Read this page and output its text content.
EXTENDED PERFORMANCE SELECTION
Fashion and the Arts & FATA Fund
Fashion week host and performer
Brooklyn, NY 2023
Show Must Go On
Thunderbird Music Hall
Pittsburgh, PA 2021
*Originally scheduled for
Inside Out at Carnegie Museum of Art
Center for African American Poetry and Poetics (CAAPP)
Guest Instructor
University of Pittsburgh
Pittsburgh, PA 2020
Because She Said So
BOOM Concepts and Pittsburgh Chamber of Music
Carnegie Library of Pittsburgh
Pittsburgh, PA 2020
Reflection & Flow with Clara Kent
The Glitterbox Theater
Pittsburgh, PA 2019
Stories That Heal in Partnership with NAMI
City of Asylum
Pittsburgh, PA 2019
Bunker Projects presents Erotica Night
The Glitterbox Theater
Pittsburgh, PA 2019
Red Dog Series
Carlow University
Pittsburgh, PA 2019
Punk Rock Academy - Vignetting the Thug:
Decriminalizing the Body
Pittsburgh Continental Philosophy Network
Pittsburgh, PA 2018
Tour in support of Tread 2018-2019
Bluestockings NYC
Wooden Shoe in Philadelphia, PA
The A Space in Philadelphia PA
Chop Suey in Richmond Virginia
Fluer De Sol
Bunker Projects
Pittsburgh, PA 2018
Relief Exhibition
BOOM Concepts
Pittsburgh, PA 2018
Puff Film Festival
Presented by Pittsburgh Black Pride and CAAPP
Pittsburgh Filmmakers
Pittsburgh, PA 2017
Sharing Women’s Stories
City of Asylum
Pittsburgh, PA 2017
##########
__To do__:
Write out the entries in full, exactly as given.

__Finished exercise__:
Read this page and output its text content.
EXTENDED PERFORMANCE SELECTION
Fashion and the Arts & FATA Fund
Fashion week host and performer
Brooklyn, NY 2023
Show Must Go On
Thunderbird Music Hall
Pittsburgh, PA 2021
*Originally scheduled for
Inside Out at Carnegie Museum of Art
Center for African American Poetry and Poetics (CAAPP)
Guest Instructor
University of Pittsburgh
Pittsburgh, PA 2020
Because She Said So
BOOM Concepts and Pittsburgh Chamber of Music
Carnegie Library of Pittsburgh
Pittsburgh, PA 2020
Reflection & Flow with Clara Kent
The Glitterbox Theater
Pittsburgh, PA 2019
Stories That Heal in Partnership with NAMI
City of Asylum
Pittsburgh, PA 2019
Bunker Projects presents Erotica Night
The Glitterbox Theater
Pittsburgh, PA 2019
Red Dog Series
Carlow University
Pittsburgh, PA 2019
Punk Rock Academy - Vignetting the Thug:
Decriminalizing the Body
Pittsburgh Continental Philosophy Network
Pittsburgh, PA 2018
Tour in support of Tread 2018-2019
Bluestockings NYC
Wooden Shoe in Philadelphia, PA
The A Space in Philadelphia PA
Chop Suey in Richmond Virginia
Fluer De Sol
Bunker Projects
Pittsburgh, PA 2018
Relief Exhibition
BOOM Concepts
Pittsburgh, PA 2018
Puff Film Festival
Presented by Pittsburgh Black Pride and CAAPP
Pittsburgh Filmmakers
Pittsburgh, PA 2017
Sharing Women’s Stories
City of Asylum
Pittsburgh, PA 2017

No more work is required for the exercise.